Ecco le misure del governo per superare la crisi. Il ministro alle commissioni: "Modificare subito l'art. 81, agire sull'art. 41, poi contrattazione aziendale e licenziamenti più facili". Tassare anche le rendite e liberalizzare i servizi pubblici
Pareggio di bilancio. È questa la parola d’ordine scandita da Giulio Tremonti alle Commissioni di Camera e Senato. Pareggio costituzionale con la riforma dell’articolo 81 della Carta prima, e pareggio anticipato da quanto previsto dalla manovra di luglio, poi. Per farlo il governo pensa di privatizzare i servizi locali, le professioni e soprattutto di picchiare duro sul mercato del lavoro. Maggiore flessibilità, facilità di licenziamento, contrattazione a livello aziendale. Mentre c'è una sorta di il giallo sul taglio degli stipendi pubblici.
Davanti ai parlamentari riuniti a Montecitorio, Tremonti comincia con una analisi storica dell’articolo 81 della Carta, un testo che ha dimostrato di non poter più funzionare . “Dobbiamo cambiare l'articolo 81 - aggiunge il ministro – perché non funziona più”. La modifica volta all'introduzione del vincolo obbligatorio del pareggio di bilancio è stata definita dal ministro "necessaria". Prendere tale decisione “è un vincolo formale forte”, poiché “costringe a scelte di maggiore rigore perché non si può più spendere più di quello che prendi".
Per introdurre questo vincolo, che deve fare esplicito riferimento ai parametri introdotti dalla partecipazione dell’Italia all’Unione europea, bisogna “fare in fretta un lavoro importante: tanto da non rispettare il vincolo dei tre mesi tra le due letture. Ma non possiamo cambiare la Costituzione cambiando la Costituzione”. Tremonti, ha poi detto: “C'è ampio spazio per un lavoro che presuppone un disarmo plurilaterale e un spirito costituente”.
Poi il superministro passa a parlare del pareggio di bilancio da anticipare al 2013 rispetto alla manovra di luglio. E si nasconde dietro alla crisi. “Il decreto che pone il pareggio di bilancio al 2014 è stato votato a metà di luglio scorso. Da allora tre fatti nuovi, successivi e concatenati, hanno modificato il corso delle nostre attività", a partire dalla "intensificazione verticale della crisi".
Finalmente, poi, escono alcuni contenuti della famosa lettera “segreta” ricevuta dalla Bce alla vigilia del massiccio acquisto di bond italiani da parte della banca europea. “Ci hanno chiesto di privatizzare i servizi, di liberalizzare le professioni, di introdurre modifiche al mercato del lavoro, e di intraprendere misure per rendere più agevole il licenziamento e la flessibilità del mercato del lavoro”.

__Consegne da svolgere__.
A - Trascrivi fedelmente il passo del brano sul pareggio di bilancio che comincia dalle parole "Ecco le misure" e si chiude con le parole "degli stipendi pubblici.".
B - Prosegui il brano sul pareggio di bilancio a partire dalla sua ultima frase.
I record riportati di seguito non hanno alcun legame con il brano sul pareggio di bilancio.

[Dati di previsione dei riquadri di delimitazione]
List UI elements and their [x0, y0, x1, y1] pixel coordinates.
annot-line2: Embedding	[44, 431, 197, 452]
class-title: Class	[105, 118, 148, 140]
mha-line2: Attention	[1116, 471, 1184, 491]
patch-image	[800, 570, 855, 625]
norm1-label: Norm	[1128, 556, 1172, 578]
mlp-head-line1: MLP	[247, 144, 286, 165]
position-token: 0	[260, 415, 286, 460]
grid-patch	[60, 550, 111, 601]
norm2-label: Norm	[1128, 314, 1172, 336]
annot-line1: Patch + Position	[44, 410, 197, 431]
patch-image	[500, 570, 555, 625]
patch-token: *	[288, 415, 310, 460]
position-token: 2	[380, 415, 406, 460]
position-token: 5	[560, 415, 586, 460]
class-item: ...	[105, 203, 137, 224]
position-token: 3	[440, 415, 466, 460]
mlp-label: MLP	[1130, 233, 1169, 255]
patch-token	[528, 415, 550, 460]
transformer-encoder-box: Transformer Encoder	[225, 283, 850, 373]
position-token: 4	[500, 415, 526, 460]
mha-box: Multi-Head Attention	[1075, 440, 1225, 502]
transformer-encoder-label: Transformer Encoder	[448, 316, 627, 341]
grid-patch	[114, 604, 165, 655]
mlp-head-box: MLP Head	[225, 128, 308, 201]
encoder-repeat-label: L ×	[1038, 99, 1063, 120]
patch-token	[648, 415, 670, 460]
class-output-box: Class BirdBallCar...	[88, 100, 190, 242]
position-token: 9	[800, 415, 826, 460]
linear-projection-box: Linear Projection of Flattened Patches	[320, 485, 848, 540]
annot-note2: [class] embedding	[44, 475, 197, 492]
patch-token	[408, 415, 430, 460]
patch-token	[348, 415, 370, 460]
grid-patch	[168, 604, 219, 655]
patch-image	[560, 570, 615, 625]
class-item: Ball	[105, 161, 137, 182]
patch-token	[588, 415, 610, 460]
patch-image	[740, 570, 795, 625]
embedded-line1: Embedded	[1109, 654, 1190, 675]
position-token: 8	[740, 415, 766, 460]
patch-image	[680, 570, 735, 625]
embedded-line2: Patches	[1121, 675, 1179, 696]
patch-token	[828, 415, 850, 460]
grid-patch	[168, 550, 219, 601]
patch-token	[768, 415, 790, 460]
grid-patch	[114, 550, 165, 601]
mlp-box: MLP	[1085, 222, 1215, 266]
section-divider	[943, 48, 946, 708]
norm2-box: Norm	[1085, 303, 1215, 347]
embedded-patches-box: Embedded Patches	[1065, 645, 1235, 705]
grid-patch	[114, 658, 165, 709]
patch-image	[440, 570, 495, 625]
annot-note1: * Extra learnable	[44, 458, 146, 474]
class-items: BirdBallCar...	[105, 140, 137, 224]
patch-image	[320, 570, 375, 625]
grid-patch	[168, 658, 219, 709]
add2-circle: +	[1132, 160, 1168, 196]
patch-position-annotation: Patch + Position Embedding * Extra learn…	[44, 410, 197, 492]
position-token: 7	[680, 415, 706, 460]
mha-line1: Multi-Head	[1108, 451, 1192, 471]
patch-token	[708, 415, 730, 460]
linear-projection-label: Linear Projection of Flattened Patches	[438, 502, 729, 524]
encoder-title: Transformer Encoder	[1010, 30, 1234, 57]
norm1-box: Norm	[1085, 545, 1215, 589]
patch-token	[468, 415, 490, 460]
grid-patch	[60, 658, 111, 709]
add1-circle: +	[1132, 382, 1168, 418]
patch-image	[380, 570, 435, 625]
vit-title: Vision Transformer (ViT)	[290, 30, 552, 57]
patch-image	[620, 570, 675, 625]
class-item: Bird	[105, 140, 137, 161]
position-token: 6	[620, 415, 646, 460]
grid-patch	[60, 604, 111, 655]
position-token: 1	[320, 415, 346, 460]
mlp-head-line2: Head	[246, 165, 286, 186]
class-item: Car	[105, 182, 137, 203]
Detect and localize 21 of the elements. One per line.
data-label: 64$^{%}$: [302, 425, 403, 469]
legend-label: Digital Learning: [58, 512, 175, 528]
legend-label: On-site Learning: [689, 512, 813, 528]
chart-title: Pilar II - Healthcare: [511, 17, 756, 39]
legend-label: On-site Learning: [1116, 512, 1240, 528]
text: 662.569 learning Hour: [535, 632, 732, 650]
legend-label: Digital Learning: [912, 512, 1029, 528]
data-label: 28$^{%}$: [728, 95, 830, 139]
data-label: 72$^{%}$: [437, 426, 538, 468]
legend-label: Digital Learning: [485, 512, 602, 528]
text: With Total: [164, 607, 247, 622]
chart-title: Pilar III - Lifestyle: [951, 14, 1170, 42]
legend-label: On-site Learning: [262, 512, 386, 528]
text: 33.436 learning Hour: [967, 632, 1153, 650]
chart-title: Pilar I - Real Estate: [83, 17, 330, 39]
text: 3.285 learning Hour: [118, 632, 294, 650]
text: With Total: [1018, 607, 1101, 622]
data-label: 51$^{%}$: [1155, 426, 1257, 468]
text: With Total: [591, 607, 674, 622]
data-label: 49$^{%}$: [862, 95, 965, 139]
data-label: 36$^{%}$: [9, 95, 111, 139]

__Soluzioni delle consegne__.
A -
Ecco le misure del governo per superare la crisi. Il ministro alle commissioni: "Modificare subito l'art. 81, agire sull'art. 41, poi contrattazione aziendale e licenziamenti più facili". Tassare anche le rendite e liberalizzare i servizi pubblici
Pareggio di bilancio. È questa la parola d’ordine scandita da Giulio Tremonti alle Commissioni di Camera e Senato. Pareggio costituzionale con la riforma dell’articolo 81 della Carta prima, e pareggio anticipato da quanto previsto dalla manovra di luglio, poi. Per farlo il governo pensa di privatizzare i servizi locali, le professioni e soprattutto di picchiare duro sul mercato del lavoro. Maggiore flessibilità, facilità di licenziamento, contrattazione a livello aziendale. Mentre c'è una sorta di il giallo sul taglio degli stipendi pubblici.

B -
Per quanto riguarda le misure concrete che il governo ha intenzione di adottare, Tremonti stavolta è chiaro nelle intenzioni: per il mercato del lavoro l'ipotesi è “una spinta alla contrattazione a livello aziendale, con il superamento del sistema centrale rigido”, ma anche “il licenziamento del personale compensato con meccanismi di assicurazione più felici”, una sorta di “diritto di licenziare”. Anche se, precisa, bisogna "evitare le forme di abuso dei contratti a tempo determinato, da quelle parti crea effetti di instabilità della persona che possono essere negativi sull'economia. Finisce che sono tutti dei 'subprime'".
Il governo ipotizza anche di
accorpare sulle domeniche le festività. Sul lato della crescita, invece, serve "la piena liberalizzazione dei servizi pubblici locali, dei servizi professionali e la privatizzazione su larga scala dei servizi locali”.
Tra le prime ipotesi annunciate da Tremonti c'era anche quella di
“tagliare gli stipendi dei dipendenti pubblici". Nella replica, però, ha fatto marcia indietro: "E' un'ipotesi europea non italiana", ha detto. Nella lettera della Bce c'erano anche "suggerimenti che riguardano le pensioni di anzianità, le donne nel settore privato". Ma, puntualizza Tremonti, "anche questo, non è detto che debba essere oggetto dell'attività del governo italiano".
C'è inoltre “una grande disponibilità del governo” per intervenire sulla
tassazione delle rendite finanziarie, dice poi il ministro, specificando che le ipotesi sono quelle di non toccare i titoli di stato, di ridurre dal 27 al 20% i depositi bancari e postali e di aumentare al 20% dal 12,5% attuale la tassazione sui titoli, esclusi quelli di Stato. Allo stesso modo bisogna "intervenire con maggiore incisività sui costi della politica, non solo sui costi dei politici ma sulle complessità del sistema”.